- The request
Search the records that follow and extract every line containing the string "text".

- Material for the task
------------------------------------------------
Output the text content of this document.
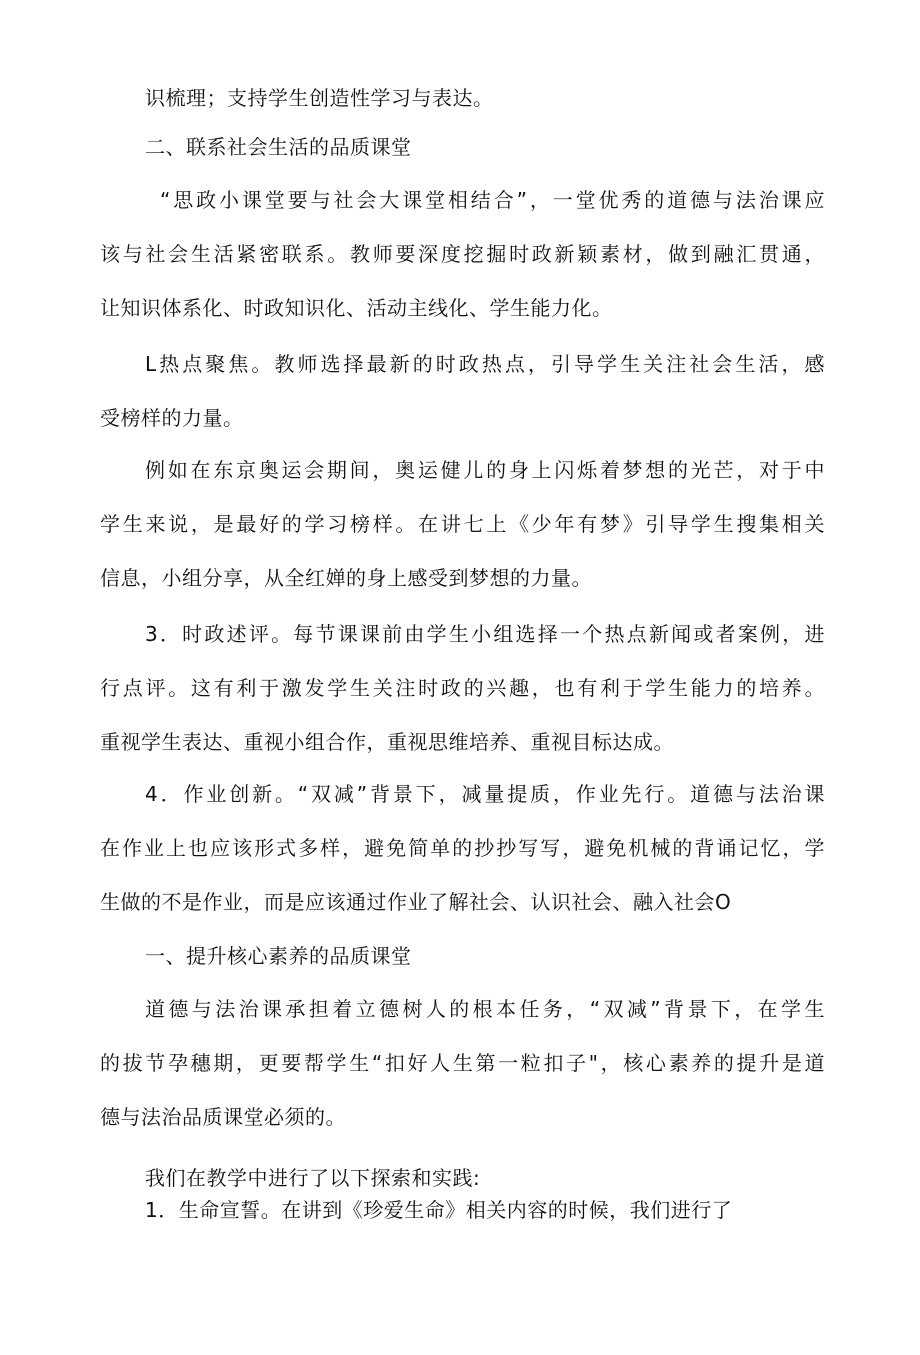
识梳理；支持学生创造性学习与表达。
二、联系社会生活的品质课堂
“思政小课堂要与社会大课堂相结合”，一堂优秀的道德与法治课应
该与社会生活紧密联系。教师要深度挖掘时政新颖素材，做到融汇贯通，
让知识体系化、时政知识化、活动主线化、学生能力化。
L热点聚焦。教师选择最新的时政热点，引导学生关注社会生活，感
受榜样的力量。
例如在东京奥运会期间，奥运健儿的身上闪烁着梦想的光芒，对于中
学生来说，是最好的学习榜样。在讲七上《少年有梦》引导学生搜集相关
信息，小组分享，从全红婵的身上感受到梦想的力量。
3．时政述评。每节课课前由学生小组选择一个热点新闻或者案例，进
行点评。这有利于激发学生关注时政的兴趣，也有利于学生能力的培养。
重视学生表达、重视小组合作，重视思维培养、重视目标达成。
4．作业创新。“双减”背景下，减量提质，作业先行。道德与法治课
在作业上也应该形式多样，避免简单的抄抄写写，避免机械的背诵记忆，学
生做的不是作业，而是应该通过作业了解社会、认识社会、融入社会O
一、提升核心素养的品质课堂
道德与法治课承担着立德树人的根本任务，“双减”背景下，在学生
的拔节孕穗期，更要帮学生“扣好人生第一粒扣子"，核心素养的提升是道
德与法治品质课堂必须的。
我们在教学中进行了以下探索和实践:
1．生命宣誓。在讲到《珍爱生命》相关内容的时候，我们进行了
------------------------------------------------
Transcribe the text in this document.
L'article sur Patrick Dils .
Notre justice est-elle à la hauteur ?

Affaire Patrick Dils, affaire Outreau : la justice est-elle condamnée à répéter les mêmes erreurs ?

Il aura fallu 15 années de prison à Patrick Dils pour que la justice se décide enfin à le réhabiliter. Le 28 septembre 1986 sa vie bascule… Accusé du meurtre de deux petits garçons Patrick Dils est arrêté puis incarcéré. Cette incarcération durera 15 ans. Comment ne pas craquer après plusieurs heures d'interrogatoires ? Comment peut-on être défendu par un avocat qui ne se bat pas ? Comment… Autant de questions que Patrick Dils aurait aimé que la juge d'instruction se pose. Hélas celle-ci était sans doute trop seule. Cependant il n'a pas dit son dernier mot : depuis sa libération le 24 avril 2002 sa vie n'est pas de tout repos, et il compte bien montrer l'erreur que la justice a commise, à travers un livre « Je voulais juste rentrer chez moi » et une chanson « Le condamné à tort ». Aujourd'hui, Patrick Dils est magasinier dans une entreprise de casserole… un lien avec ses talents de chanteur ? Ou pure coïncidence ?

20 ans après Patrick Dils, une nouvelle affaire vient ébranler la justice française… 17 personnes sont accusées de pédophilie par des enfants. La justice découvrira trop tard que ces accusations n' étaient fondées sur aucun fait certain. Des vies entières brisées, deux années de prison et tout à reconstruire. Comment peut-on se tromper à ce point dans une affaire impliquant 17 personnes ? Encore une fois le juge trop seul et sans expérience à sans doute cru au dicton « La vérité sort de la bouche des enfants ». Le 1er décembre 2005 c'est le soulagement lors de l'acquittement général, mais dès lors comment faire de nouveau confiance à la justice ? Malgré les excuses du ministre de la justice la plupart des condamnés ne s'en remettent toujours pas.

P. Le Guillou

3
------------------------------------------------
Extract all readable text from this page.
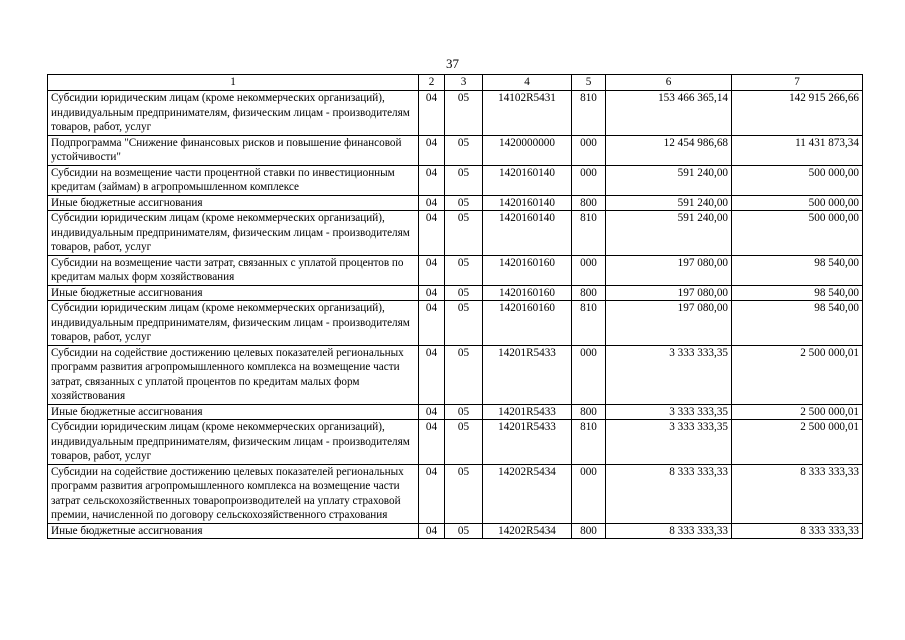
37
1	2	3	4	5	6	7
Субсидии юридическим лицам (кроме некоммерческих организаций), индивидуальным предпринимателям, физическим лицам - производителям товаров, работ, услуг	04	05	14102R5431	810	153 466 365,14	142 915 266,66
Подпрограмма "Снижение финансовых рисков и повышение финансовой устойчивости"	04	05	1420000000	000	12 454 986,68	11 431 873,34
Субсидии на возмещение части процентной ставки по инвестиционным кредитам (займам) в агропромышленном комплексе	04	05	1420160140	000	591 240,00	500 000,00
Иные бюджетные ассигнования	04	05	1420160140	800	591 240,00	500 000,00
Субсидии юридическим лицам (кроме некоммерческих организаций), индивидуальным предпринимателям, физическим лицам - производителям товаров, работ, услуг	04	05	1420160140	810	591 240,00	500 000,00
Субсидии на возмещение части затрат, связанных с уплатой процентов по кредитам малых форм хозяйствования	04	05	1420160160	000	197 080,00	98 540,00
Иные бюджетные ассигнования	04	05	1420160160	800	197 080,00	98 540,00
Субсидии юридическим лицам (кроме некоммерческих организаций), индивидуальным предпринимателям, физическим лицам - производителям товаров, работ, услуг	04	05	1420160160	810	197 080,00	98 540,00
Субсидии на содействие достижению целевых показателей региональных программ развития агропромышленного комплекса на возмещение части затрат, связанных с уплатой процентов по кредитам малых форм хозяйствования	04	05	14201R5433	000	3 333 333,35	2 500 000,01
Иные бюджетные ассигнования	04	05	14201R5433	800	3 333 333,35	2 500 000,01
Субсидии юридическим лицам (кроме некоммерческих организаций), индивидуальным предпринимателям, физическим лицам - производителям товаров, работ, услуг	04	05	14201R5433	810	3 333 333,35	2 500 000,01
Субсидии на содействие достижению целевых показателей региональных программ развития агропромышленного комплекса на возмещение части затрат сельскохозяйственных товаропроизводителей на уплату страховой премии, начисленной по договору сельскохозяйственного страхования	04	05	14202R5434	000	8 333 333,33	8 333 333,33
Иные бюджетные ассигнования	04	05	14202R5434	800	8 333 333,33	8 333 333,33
------------------------------------------------
- Response
Output the text content of this document.
Transcribe the text in this document.
Extract all readable text from this page.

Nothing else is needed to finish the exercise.